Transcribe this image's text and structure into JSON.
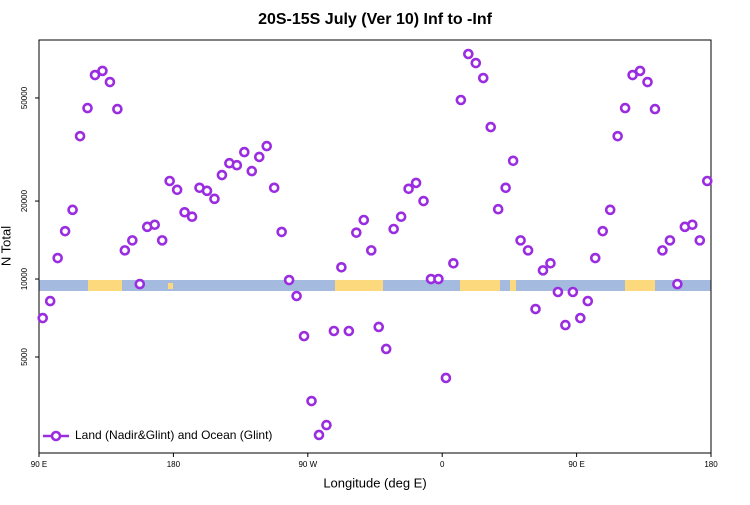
{
  "chart_data": {
    "type": "scatter",
    "title": "20S-15S July (Ver 10)   Inf to -Inf",
    "x_label": "Longitude (deg E)",
    "y_label": "N Total",
    "xlim": [
      90,
      540
    ],
    "xticks": [
      {
        "value": 90,
        "label": "90 E"
      },
      {
        "value": 180,
        "label": "180"
      },
      {
        "value": 270,
        "label": "90 W"
      },
      {
        "value": 360,
        "label": "0"
      },
      {
        "value": 450,
        "label": "90 E"
      },
      {
        "value": 540,
        "label": "180"
      }
    ],
    "ylim": [
      2130,
      83700
    ],
    "yticks": [
      5000,
      10000,
      20000,
      50000
    ],
    "log_y": true,
    "legend_loc": "lower left",
    "series": [
      {
        "name": "Land (Nadir&Glint) and Ocean (Glint)",
        "color": "#9b2de0",
        "x": [
          92.5,
          97.5,
          102.5,
          107.5,
          112.5,
          117.5,
          122.5,
          127.5,
          132.5,
          137.5,
          142.5,
          147.5,
          152.5,
          157.5,
          162.5,
          167.5,
          172.5,
          177.5,
          182.5,
          187.5,
          192.5,
          197.5,
          202.5,
          207.5,
          212.5,
          217.5,
          222.5,
          227.5,
          232.5,
          237.5,
          242.5,
          247.5,
          252.5,
          257.5,
          262.5,
          267.5,
          272.5,
          277.5,
          282.5,
          287.5,
          292.5,
          297.5,
          302.5,
          307.5,
          312.5,
          317.5,
          322.5,
          327.5,
          332.5,
          337.5,
          342.5,
          347.5,
          352.5,
          357.5,
          362.5,
          367.5,
          372.5,
          377.5,
          382.5,
          387.5,
          392.5,
          397.5,
          402.5,
          407.5,
          412.5,
          417.5,
          422.5,
          427.5,
          432.5,
          437.5,
          442.5,
          447.5,
          452.5,
          457.5,
          462.5,
          467.5,
          472.5,
          477.5,
          482.5,
          487.5,
          492.5,
          497.5,
          502.5,
          507.5,
          512.5,
          517.5,
          522.5,
          527.5,
          532.5,
          537.5
        ],
        "values": [
          7070,
          8220,
          12050,
          15300,
          18500,
          35600,
          45700,
          61300,
          63600,
          57600,
          45300,
          12900,
          14100,
          9560,
          15900,
          16200,
          14100,
          23900,
          22100,
          18100,
          17400,
          22500,
          21900,
          20400,
          25200,
          28000,
          27500,
          30900,
          26100,
          29600,
          32600,
          22500,
          15200,
          9910,
          8600,
          6020,
          3380,
          2500,
          2730,
          6300,
          11100,
          6300,
          15100,
          16900,
          12900,
          6530,
          5370,
          15600,
          17400,
          22300,
          23500,
          20000,
          10000,
          10000,
          4150,
          11500,
          49100,
          73900,
          68200,
          59700,
          38600,
          18600,
          22500,
          28600,
          14100,
          12900,
          7660,
          10800,
          11500,
          8910,
          6640,
          8910,
          7070,
          8220,
          12050,
          15300,
          18500,
          35600,
          45700,
          61300,
          63600,
          57600,
          45300,
          12900,
          14100,
          9560,
          15900,
          16200,
          14100,
          23900
        ]
      }
    ]
  }
}
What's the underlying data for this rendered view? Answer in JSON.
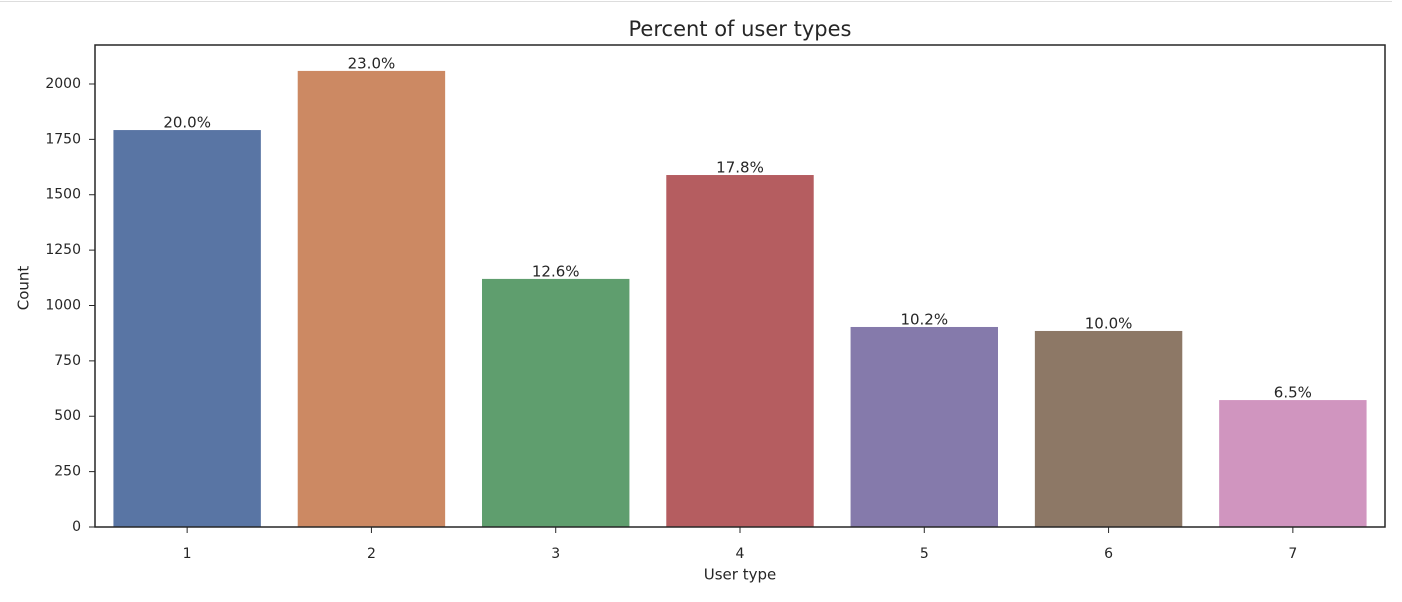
{
  "chart_data": {
    "type": "bar",
    "title": "Percent of user types",
    "xlabel": "User type",
    "ylabel": "Count",
    "categories": [
      "1",
      "2",
      "3",
      "4",
      "5",
      "6",
      "7"
    ],
    "values": [
      1792,
      2059,
      1120,
      1589,
      903,
      885,
      573
    ],
    "annotations": [
      "20.0%",
      "23.0%",
      "12.6%",
      "17.8%",
      "10.2%",
      "10.0%",
      "6.5%"
    ],
    "colors": [
      "#5975a4",
      "#cc8963",
      "#5f9e6e",
      "#b55d60",
      "#857aab",
      "#8d7866",
      "#d095bf"
    ],
    "ylim": [
      0,
      2176
    ],
    "yticks": [
      0,
      250,
      500,
      750,
      1000,
      1250,
      1500,
      1750,
      2000
    ],
    "grid": false
  }
}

......

* _Exercise description_: Which lines above contain the word "this"? Copy each of them.

* _Written response_:
Transcribe this image's text and structure into JSON.
What's the underlying data for this rendered view? Answer in JSON.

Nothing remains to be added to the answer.